---------- DATA FOR THE TASK
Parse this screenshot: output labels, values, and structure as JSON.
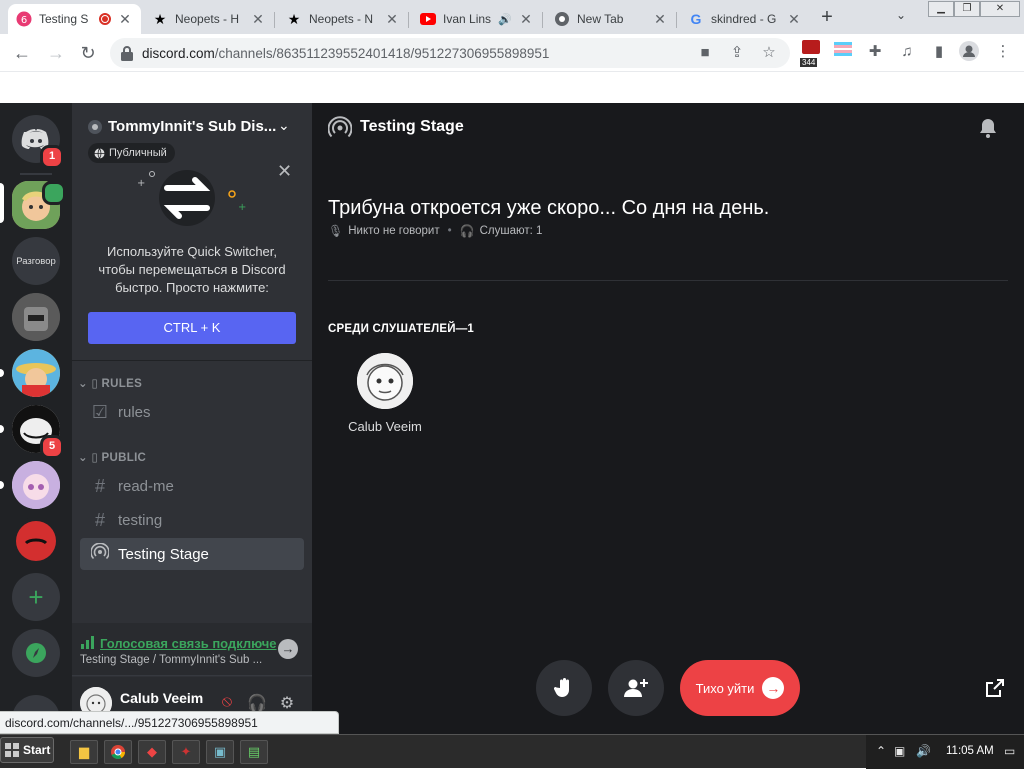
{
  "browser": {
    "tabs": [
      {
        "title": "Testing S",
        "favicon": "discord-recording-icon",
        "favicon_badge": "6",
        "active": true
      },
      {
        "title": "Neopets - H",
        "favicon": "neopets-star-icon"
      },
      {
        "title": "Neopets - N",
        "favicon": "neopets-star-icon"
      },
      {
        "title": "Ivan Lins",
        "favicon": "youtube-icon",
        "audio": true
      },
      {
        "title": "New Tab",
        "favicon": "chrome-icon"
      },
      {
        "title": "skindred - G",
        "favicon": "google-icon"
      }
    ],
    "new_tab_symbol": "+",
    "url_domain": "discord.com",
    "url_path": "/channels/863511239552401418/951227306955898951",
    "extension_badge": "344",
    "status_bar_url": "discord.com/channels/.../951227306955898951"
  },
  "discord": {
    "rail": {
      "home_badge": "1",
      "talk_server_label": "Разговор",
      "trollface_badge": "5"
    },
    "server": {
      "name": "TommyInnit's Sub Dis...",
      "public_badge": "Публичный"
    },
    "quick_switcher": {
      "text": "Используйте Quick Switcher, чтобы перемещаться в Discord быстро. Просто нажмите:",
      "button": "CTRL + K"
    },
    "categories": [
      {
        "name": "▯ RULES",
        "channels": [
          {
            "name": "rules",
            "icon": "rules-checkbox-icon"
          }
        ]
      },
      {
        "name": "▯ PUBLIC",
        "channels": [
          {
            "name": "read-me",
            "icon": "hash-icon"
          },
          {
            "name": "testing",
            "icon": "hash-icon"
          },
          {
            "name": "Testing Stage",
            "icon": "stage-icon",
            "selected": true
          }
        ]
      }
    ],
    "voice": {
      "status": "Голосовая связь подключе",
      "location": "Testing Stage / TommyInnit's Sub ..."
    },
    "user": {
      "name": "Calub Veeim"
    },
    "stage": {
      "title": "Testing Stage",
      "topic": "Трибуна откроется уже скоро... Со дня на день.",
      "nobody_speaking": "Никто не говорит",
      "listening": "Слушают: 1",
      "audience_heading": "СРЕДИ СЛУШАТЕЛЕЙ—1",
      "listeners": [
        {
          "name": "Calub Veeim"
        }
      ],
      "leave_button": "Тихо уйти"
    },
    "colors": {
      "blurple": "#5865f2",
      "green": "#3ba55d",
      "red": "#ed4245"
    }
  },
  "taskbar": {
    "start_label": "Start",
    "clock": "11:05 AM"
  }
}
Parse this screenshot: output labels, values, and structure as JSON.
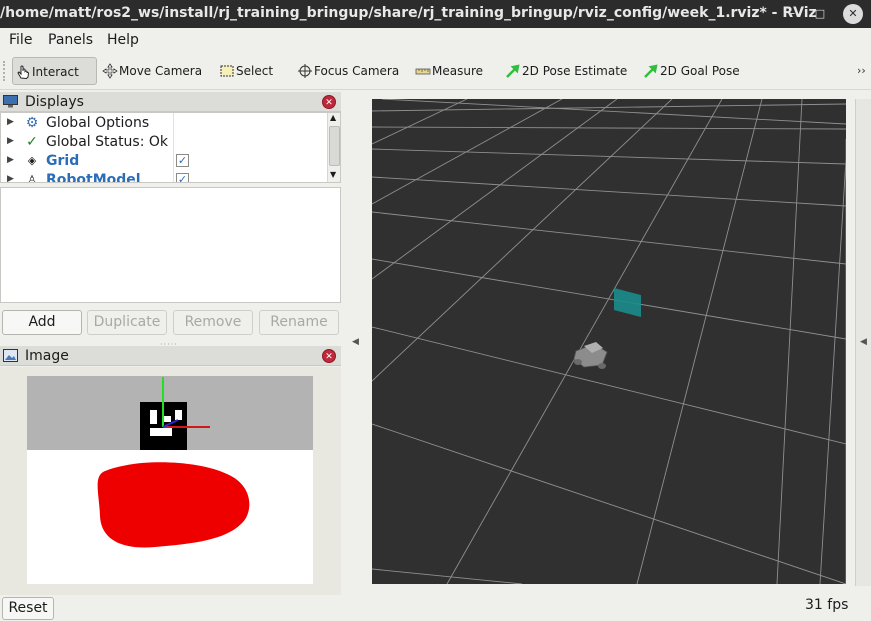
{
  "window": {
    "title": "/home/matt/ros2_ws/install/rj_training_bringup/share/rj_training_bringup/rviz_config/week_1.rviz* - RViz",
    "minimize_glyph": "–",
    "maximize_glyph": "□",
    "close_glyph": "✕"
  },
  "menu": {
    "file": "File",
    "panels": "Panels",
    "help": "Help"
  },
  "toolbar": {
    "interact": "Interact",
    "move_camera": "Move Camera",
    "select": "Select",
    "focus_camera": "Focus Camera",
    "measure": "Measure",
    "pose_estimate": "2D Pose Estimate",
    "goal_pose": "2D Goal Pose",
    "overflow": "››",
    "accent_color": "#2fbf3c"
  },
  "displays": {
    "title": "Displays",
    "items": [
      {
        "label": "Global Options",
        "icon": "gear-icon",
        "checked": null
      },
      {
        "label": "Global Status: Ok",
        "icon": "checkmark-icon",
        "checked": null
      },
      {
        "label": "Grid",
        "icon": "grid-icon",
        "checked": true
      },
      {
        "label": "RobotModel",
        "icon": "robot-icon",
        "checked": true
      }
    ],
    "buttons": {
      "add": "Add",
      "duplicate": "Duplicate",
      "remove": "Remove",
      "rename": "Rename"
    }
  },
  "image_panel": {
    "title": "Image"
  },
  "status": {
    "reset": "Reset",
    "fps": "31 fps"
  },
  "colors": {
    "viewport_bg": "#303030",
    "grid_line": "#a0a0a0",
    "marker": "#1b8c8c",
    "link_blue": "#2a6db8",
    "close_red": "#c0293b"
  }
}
--------------------
---------- DATA FOR THE TASK
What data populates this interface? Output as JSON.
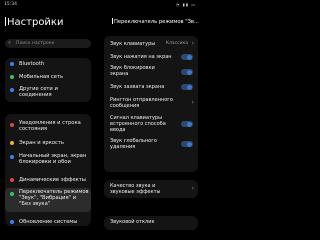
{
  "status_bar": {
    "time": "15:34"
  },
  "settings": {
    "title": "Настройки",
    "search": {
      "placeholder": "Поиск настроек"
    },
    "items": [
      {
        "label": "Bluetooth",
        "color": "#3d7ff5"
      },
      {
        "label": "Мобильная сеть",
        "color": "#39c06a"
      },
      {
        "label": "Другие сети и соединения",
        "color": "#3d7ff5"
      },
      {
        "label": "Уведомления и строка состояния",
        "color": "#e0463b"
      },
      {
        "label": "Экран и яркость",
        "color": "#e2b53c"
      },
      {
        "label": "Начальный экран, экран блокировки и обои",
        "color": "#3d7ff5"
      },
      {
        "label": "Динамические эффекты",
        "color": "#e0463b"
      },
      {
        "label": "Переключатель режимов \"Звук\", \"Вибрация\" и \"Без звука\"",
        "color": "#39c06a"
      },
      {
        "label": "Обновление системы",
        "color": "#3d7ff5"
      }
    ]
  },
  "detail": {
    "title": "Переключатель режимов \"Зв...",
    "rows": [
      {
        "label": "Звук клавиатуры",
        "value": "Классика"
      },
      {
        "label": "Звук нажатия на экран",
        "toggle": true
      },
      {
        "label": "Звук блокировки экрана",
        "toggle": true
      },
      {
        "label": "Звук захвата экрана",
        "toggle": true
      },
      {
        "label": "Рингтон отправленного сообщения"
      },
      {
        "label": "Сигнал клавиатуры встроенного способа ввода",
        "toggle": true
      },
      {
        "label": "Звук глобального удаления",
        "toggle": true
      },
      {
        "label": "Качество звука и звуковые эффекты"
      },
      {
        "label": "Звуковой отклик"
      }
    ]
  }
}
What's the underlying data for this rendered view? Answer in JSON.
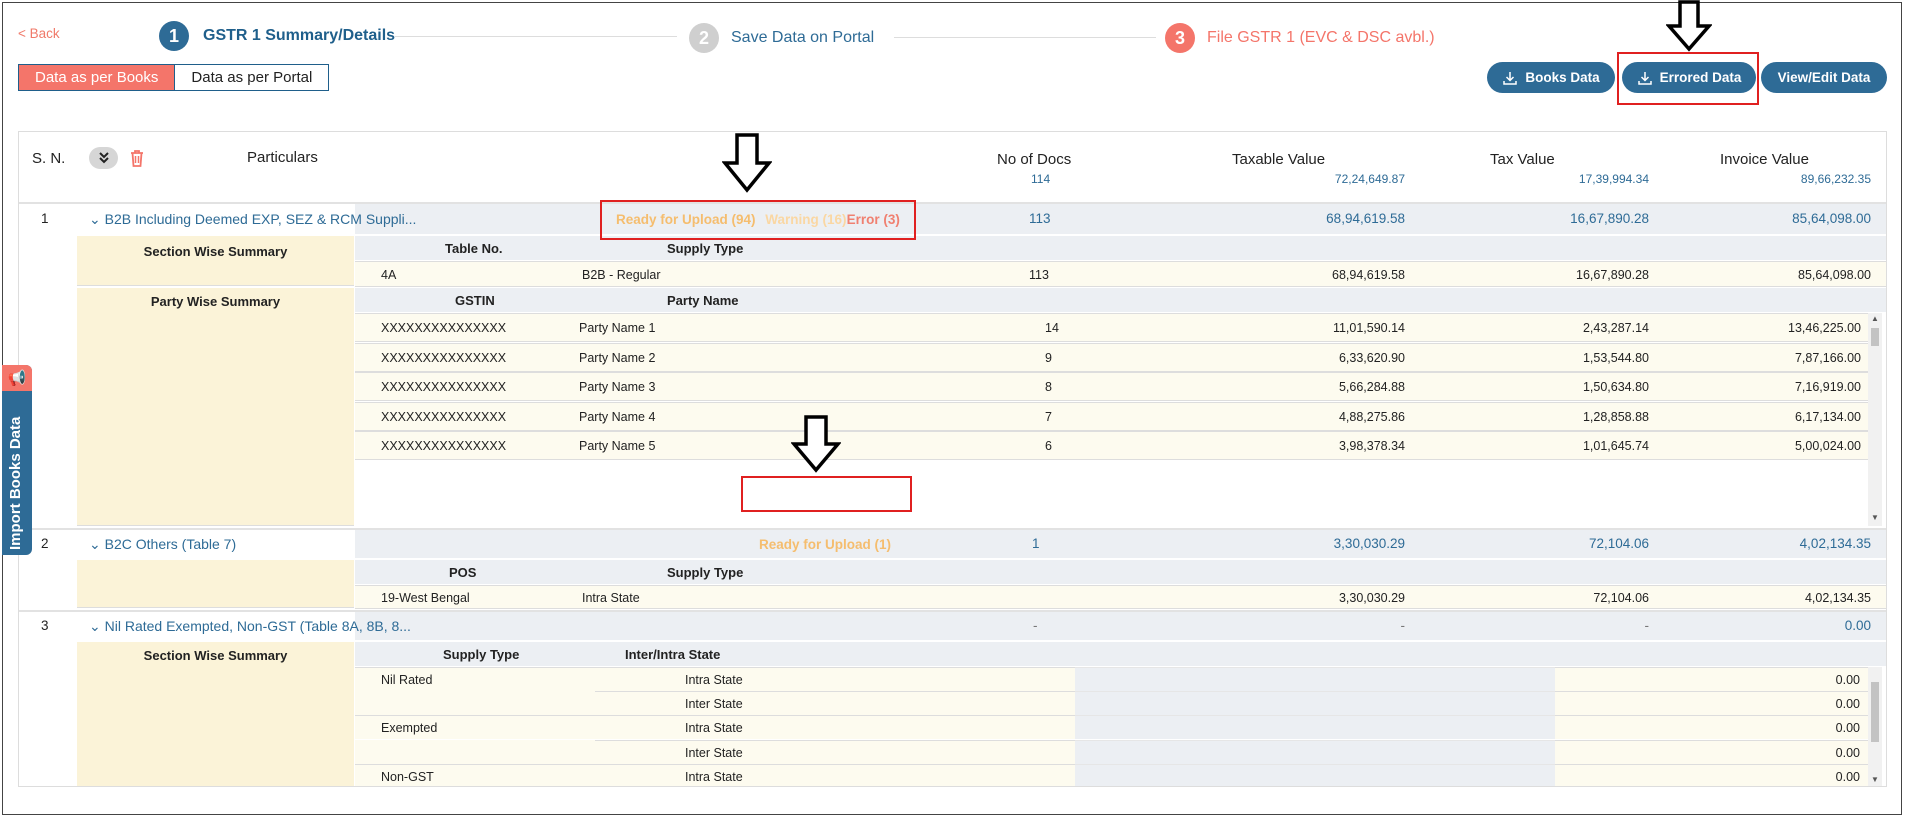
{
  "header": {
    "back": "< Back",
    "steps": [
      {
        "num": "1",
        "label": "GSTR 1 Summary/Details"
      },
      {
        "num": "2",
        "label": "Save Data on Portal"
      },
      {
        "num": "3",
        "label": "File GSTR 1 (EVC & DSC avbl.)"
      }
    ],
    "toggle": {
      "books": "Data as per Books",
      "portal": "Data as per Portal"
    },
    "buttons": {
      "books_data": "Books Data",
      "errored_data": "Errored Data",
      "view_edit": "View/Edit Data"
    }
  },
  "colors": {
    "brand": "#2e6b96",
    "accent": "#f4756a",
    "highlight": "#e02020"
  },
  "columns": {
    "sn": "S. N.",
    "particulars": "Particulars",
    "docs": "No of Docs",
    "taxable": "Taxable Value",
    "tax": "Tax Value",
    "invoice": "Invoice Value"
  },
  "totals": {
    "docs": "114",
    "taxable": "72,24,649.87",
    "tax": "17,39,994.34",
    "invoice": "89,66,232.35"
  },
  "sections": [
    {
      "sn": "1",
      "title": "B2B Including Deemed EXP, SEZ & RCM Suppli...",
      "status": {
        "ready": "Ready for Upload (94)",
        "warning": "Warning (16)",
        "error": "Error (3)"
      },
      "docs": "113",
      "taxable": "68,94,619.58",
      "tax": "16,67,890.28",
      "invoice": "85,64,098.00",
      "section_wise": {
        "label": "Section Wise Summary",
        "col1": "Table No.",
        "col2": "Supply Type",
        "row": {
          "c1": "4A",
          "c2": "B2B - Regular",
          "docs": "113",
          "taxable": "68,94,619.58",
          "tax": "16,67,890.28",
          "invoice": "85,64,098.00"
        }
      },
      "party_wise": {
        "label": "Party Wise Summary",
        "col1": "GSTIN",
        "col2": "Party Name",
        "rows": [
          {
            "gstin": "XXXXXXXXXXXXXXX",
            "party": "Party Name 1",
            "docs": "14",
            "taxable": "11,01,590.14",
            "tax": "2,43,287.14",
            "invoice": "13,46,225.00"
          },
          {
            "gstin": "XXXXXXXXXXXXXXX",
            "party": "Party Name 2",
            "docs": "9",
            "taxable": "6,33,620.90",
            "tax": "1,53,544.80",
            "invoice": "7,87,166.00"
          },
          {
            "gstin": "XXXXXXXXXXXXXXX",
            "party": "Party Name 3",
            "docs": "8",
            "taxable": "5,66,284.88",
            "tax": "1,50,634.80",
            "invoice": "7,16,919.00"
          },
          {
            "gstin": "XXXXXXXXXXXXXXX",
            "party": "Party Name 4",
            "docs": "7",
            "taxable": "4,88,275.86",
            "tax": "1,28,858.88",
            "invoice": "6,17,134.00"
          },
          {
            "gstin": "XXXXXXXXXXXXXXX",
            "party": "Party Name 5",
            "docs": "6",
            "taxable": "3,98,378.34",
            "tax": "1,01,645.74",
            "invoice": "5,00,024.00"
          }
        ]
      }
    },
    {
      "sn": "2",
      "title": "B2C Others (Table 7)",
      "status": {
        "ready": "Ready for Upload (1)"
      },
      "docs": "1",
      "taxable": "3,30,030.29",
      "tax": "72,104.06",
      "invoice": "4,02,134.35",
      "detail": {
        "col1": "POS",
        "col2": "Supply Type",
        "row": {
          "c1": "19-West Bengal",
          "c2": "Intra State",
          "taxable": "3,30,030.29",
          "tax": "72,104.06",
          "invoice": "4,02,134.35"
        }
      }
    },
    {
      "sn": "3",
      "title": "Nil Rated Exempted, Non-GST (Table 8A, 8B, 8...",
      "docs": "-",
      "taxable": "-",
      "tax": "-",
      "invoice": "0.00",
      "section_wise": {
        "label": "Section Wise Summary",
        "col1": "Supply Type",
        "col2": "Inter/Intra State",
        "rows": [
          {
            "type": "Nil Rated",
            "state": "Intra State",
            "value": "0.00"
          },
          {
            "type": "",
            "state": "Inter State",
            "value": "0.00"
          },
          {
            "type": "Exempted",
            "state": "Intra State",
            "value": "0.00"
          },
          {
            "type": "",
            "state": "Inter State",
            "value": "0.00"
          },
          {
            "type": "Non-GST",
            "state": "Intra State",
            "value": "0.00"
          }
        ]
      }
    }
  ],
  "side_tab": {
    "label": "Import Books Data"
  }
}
--------------------
▶ [STATED EXERCISE]: Extract every line above containing the word "Upload".

▶ [TASK OUTPUT]:
        "ready": "Ready for Upload (94)",
        "ready": "Ready for Upload (1)"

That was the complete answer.